(Data entries)
[Begin]

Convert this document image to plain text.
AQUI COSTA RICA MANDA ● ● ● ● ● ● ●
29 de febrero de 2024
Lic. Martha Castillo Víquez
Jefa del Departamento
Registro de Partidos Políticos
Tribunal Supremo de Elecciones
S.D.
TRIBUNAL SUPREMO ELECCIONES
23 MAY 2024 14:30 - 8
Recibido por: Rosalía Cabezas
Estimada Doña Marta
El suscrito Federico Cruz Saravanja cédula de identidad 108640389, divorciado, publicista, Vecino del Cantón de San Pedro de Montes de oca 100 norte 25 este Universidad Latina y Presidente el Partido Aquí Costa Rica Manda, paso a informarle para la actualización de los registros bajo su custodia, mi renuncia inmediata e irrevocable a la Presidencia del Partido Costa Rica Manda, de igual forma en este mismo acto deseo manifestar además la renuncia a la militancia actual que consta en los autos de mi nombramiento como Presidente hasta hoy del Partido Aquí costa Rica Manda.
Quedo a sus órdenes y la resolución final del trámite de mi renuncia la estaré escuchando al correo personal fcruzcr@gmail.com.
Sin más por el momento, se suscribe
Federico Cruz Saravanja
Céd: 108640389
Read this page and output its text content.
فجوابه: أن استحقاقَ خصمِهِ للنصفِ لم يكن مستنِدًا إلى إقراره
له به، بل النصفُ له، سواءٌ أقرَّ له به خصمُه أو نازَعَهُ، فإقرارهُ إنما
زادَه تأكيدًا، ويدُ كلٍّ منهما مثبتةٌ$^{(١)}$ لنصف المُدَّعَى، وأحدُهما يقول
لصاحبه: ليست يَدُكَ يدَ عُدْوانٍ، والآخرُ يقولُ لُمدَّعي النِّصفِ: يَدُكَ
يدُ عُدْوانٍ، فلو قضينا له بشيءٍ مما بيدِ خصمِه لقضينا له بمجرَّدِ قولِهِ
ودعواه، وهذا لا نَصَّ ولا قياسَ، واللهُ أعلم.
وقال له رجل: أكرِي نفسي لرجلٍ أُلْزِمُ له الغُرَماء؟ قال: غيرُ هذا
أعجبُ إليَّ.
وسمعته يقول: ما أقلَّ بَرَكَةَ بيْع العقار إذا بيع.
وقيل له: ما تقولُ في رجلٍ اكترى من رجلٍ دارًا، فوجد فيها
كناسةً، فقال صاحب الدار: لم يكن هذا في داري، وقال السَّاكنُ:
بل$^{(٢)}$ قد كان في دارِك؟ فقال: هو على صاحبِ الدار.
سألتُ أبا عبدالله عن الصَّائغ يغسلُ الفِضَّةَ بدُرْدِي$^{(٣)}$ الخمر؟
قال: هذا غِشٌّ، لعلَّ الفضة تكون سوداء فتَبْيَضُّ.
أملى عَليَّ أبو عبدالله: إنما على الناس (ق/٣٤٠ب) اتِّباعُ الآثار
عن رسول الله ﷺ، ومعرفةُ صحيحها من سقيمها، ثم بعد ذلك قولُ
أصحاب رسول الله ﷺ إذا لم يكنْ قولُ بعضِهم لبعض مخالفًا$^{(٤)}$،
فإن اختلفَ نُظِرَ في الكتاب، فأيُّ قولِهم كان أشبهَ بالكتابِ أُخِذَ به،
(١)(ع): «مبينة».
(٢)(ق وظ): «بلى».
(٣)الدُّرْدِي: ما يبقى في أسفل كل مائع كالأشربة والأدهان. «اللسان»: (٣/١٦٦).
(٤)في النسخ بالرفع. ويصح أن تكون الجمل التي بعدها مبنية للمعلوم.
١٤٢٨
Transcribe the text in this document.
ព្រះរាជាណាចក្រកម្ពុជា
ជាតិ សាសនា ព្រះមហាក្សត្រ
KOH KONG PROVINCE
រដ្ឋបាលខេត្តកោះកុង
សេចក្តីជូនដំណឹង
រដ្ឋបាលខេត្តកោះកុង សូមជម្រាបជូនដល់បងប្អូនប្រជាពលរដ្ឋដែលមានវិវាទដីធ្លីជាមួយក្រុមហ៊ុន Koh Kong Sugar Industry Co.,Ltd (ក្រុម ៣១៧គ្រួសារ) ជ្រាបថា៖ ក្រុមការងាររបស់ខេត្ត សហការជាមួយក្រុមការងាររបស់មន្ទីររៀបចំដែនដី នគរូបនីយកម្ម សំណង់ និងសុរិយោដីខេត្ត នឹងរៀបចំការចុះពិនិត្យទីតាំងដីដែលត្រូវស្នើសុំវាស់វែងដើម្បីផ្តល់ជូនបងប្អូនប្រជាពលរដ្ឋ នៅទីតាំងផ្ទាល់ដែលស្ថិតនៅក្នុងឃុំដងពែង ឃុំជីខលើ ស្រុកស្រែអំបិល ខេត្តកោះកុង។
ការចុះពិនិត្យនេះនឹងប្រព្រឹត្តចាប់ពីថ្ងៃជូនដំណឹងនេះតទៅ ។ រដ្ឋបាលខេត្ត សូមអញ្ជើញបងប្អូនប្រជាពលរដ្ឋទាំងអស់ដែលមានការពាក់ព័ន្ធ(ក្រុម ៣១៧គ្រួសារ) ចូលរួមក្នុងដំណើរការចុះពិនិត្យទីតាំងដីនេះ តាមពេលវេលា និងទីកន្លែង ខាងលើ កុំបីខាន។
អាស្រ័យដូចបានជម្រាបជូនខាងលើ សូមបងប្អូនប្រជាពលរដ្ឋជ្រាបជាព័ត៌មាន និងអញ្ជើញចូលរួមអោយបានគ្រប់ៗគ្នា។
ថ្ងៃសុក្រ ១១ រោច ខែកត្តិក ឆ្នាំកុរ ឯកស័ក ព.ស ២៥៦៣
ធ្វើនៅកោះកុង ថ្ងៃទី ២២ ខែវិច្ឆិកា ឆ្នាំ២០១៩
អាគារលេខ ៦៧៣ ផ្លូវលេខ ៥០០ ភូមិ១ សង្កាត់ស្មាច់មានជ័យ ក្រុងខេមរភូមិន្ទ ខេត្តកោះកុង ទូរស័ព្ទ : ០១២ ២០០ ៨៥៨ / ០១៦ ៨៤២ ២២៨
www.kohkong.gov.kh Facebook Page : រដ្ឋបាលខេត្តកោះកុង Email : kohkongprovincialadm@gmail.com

[End]

§ **Work to do**: Make an exact copy of the material above.

§ **Finished exercise**:
Convert this document image to plain text.
AQUI COSTA RICA MANDA ● ● ● ● ● ● ●
29 de febrero de 2024
Lic. Martha Castillo Víquez
Jefa del Departamento
Registro de Partidos Políticos
Tribunal Supremo de Elecciones
S.D.
TRIBUNAL SUPREMO ELECCIONES
23 MAY 2024 14:30 - 8
Recibido por: Rosalía Cabezas
Estimada Doña Marta
El suscrito Federico Cruz Saravanja cédula de identidad 108640389, divorciado, publicista, Vecino del Cantón de San Pedro de Montes de oca 100 norte 25 este Universidad Latina y Presidente el Partido Aquí Costa Rica Manda, paso a informarle para la actualización de los registros bajo su custodia, mi renuncia inmediata e irrevocable a la Presidencia del Partido Costa Rica Manda, de igual forma en este mismo acto deseo manifestar además la renuncia a la militancia actual que consta en los autos de mi nombramiento como Presidente hasta hoy del Partido Aquí costa Rica Manda.
Quedo a sus órdenes y la resolución final del trámite de mi renuncia la estaré escuchando al correo personal fcruzcr@gmail.com.
Sin más por el momento, se suscribe
Federico Cruz Saravanja
Céd: 108640389
Read this page and output its text content.
فجوابه: أن استحقاقَ خصمِهِ للنصفِ لم يكن مستنِدًا إلى إقراره
له به، بل النصفُ له، سواءٌ أقرَّ له به خصمُه أو نازَعَهُ، فإقرارهُ إنما
زادَه تأكيدًا، ويدُ كلٍّ منهما مثبتةٌ$^{(١)}$ لنصف المُدَّعَى، وأحدُهما يقول
لصاحبه: ليست يَدُكَ يدَ عُدْوانٍ، والآخرُ يقولُ لُمدَّعي النِّصفِ: يَدُكَ
يدُ عُدْوانٍ، فلو قضينا له بشيءٍ مما بيدِ خصمِه لقضينا له بمجرَّدِ قولِهِ
ودعواه، وهذا لا نَصَّ ولا قياسَ، واللهُ أعلم.
وقال له رجل: أكرِي نفسي لرجلٍ أُلْزِمُ له الغُرَماء؟ قال: غيرُ هذا
أعجبُ إليَّ.
وسمعته يقول: ما أقلَّ بَرَكَةَ بيْع العقار إذا بيع.
وقيل له: ما تقولُ في رجلٍ اكترى من رجلٍ دارًا، فوجد فيها
كناسةً، فقال صاحب الدار: لم يكن هذا في داري، وقال السَّاكنُ:
بل$^{(٢)}$ قد كان في دارِك؟ فقال: هو على صاحبِ الدار.
سألتُ أبا عبدالله عن الصَّائغ يغسلُ الفِضَّةَ بدُرْدِي$^{(٣)}$ الخمر؟
قال: هذا غِشٌّ، لعلَّ الفضة تكون سوداء فتَبْيَضُّ.
أملى عَليَّ أبو عبدالله: إنما على الناس (ق/٣٤٠ب) اتِّباعُ الآثار
عن رسول الله ﷺ، ومعرفةُ صحيحها من سقيمها، ثم بعد ذلك قولُ
أصحاب رسول الله ﷺ إذا لم يكنْ قولُ بعضِهم لبعض مخالفًا$^{(٤)}$،
فإن اختلفَ نُظِرَ في الكتاب، فأيُّ قولِهم كان أشبهَ بالكتابِ أُخِذَ به،
(١)(ع): «مبينة».
(٢)(ق وظ): «بلى».
(٣)الدُّرْدِي: ما يبقى في أسفل كل مائع كالأشربة والأدهان. «اللسان»: (٣/١٦٦).
(٤)في النسخ بالرفع. ويصح أن تكون الجمل التي بعدها مبنية للمعلوم.
١٤٢٨
Transcribe the text in this document.
ព្រះរាជាណាចក្រកម្ពុជា
ជាតិ សាសនា ព្រះមហាក្សត្រ
KOH KONG PROVINCE
រដ្ឋបាលខេត្តកោះកុង
សេចក្តីជូនដំណឹង
រដ្ឋបាលខេត្តកោះកុង សូមជម្រាបជូនដល់បងប្អូនប្រជាពលរដ្ឋដែលមានវិវាទដីធ្លីជាមួយក្រុមហ៊ុន Koh Kong Sugar Industry Co.,Ltd (ក្រុម ៣១៧គ្រួសារ) ជ្រាបថា៖ ក្រុមការងាររបស់ខេត្ត សហការជាមួយក្រុមការងាររបស់មន្ទីររៀបចំដែនដី នគរូបនីយកម្ម សំណង់ និងសុរិយោដីខេត្ត នឹងរៀបចំការចុះពិនិត្យទីតាំងដីដែលត្រូវស្នើសុំវាស់វែងដើម្បីផ្តល់ជូនបងប្អូនប្រជាពលរដ្ឋ នៅទីតាំងផ្ទាល់ដែលស្ថិតនៅក្នុងឃុំដងពែង ឃុំជីខលើ ស្រុកស្រែអំបិល ខេត្តកោះកុង។
ការចុះពិនិត្យនេះនឹងប្រព្រឹត្តចាប់ពីថ្ងៃជូនដំណឹងនេះតទៅ ។ រដ្ឋបាលខេត្ត សូមអញ្ជើញបងប្អូនប្រជាពលរដ្ឋទាំងអស់ដែលមានការពាក់ព័ន្ធ(ក្រុម ៣១៧គ្រួសារ) ចូលរួមក្នុងដំណើរការចុះពិនិត្យទីតាំងដីនេះ តាមពេលវេលា និងទីកន្លែង ខាងលើ កុំបីខាន។
អាស្រ័យដូចបានជម្រាបជូនខាងលើ សូមបងប្អូនប្រជាពលរដ្ឋជ្រាបជាព័ត៌មាន និងអញ្ជើញចូលរួមអោយបានគ្រប់ៗគ្នា។
ថ្ងៃសុក្រ ១១ រោច ខែកត្តិក ឆ្នាំកុរ ឯកស័ក ព.ស ២៥៦៣
ធ្វើនៅកោះកុង ថ្ងៃទី ២២ ខែវិច្ឆិកា ឆ្នាំ២០១៩
អាគារលេខ ៦៧៣ ផ្លូវលេខ ៥០០ ភូមិ១ សង្កាត់ស្មាច់មានជ័យ ក្រុងខេមរភូមិន្ទ ខេត្តកោះកុង ទូរស័ព្ទ : ០១២ ២០០ ៨៥៨ / ០១៦ ៨៤២ ២២៨
www.kohkong.gov.kh Facebook Page : រដ្ឋបាលខេត្តកោះកុង Email : kohkongprovincialadm@gmail.com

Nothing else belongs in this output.